▼

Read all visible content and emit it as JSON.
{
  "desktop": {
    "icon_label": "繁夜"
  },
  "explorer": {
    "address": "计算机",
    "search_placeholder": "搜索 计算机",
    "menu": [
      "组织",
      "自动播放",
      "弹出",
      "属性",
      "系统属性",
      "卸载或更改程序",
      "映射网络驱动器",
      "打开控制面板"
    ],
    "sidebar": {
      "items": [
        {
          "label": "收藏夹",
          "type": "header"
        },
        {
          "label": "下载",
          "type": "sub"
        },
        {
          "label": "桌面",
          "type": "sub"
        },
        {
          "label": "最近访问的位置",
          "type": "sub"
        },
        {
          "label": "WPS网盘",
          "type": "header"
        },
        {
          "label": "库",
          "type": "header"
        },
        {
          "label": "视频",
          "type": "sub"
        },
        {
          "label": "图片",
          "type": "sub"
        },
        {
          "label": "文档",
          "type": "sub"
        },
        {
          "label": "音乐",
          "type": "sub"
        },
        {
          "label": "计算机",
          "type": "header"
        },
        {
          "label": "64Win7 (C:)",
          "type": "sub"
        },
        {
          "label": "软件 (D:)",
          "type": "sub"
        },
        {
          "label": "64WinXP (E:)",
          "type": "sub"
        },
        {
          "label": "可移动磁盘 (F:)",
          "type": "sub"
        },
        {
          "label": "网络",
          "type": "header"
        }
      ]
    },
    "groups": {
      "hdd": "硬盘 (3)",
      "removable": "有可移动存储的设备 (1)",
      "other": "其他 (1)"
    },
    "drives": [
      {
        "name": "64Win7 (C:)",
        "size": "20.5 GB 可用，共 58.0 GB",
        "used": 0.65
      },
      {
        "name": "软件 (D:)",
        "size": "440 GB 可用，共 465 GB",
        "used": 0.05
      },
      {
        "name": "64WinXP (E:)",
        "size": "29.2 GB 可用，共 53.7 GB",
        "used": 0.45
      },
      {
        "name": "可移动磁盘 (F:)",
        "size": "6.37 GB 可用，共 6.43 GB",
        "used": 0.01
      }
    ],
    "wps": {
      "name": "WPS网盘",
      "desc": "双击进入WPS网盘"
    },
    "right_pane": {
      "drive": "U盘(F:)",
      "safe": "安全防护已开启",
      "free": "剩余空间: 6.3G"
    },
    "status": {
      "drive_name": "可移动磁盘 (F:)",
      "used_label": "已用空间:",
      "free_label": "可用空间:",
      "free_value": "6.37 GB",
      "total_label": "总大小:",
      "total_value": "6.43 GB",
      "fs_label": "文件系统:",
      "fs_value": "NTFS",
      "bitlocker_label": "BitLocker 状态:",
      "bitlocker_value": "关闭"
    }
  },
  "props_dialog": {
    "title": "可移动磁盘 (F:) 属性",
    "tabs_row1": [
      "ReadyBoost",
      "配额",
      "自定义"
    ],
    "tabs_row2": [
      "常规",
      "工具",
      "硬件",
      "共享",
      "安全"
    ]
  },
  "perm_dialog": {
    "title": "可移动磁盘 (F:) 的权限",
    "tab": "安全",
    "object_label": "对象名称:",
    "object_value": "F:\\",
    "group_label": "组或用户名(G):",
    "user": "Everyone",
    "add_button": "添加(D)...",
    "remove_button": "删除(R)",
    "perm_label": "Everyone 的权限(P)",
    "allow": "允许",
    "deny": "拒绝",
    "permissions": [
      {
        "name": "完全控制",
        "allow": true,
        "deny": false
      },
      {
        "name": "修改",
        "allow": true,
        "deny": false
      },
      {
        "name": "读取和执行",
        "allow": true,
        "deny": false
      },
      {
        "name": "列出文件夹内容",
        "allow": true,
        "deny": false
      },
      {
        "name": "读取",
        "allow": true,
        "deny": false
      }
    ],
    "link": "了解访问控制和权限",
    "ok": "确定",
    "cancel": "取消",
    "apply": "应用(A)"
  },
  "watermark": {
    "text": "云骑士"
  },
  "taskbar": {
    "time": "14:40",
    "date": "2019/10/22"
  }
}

▲
▼

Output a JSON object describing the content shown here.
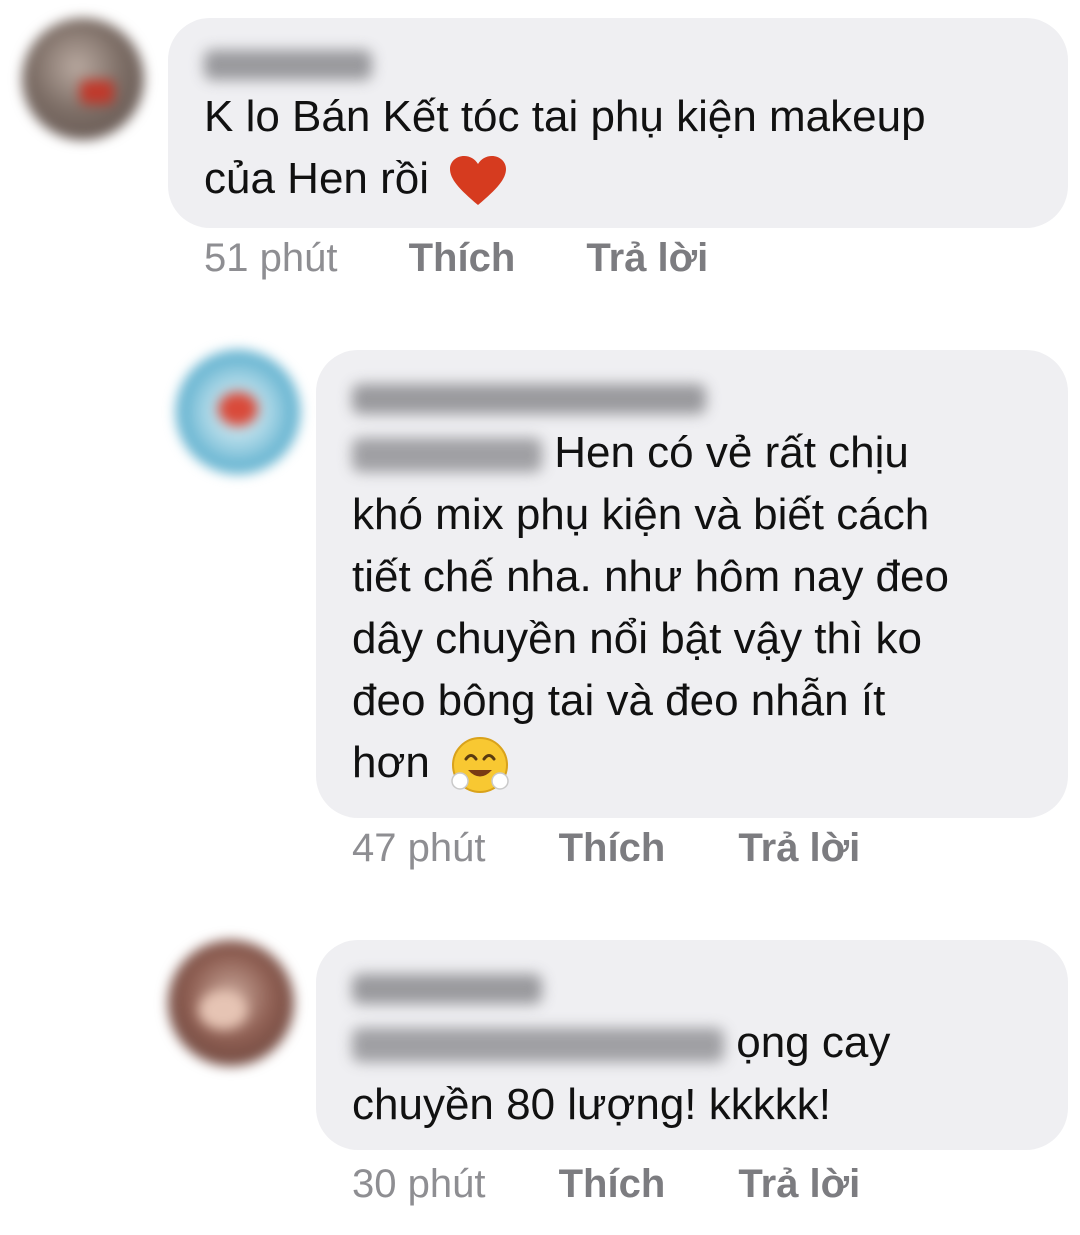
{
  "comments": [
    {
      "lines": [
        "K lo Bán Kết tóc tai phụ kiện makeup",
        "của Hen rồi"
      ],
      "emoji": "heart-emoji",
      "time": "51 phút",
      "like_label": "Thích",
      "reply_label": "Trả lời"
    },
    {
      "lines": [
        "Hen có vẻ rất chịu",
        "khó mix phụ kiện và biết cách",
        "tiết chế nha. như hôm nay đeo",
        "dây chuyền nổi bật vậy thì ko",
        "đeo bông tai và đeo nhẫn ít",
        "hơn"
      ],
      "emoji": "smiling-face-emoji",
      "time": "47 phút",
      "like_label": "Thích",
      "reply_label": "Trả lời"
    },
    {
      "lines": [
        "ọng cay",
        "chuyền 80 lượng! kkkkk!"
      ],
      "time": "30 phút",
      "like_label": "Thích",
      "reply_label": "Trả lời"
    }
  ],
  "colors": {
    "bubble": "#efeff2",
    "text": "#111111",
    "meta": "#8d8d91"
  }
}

▲

--- EXERCISE ---
Pull every line containing "size" from the data.

--- SOLUTION ---
        "size": "20.5 GB 可用，共 58.0 GB",
        "size": "440 GB 可用，共 465 GB",
        "size": "29.2 GB 可用，共 53.7 GB",
        "size": "6.37 GB 可用，共 6.43 GB",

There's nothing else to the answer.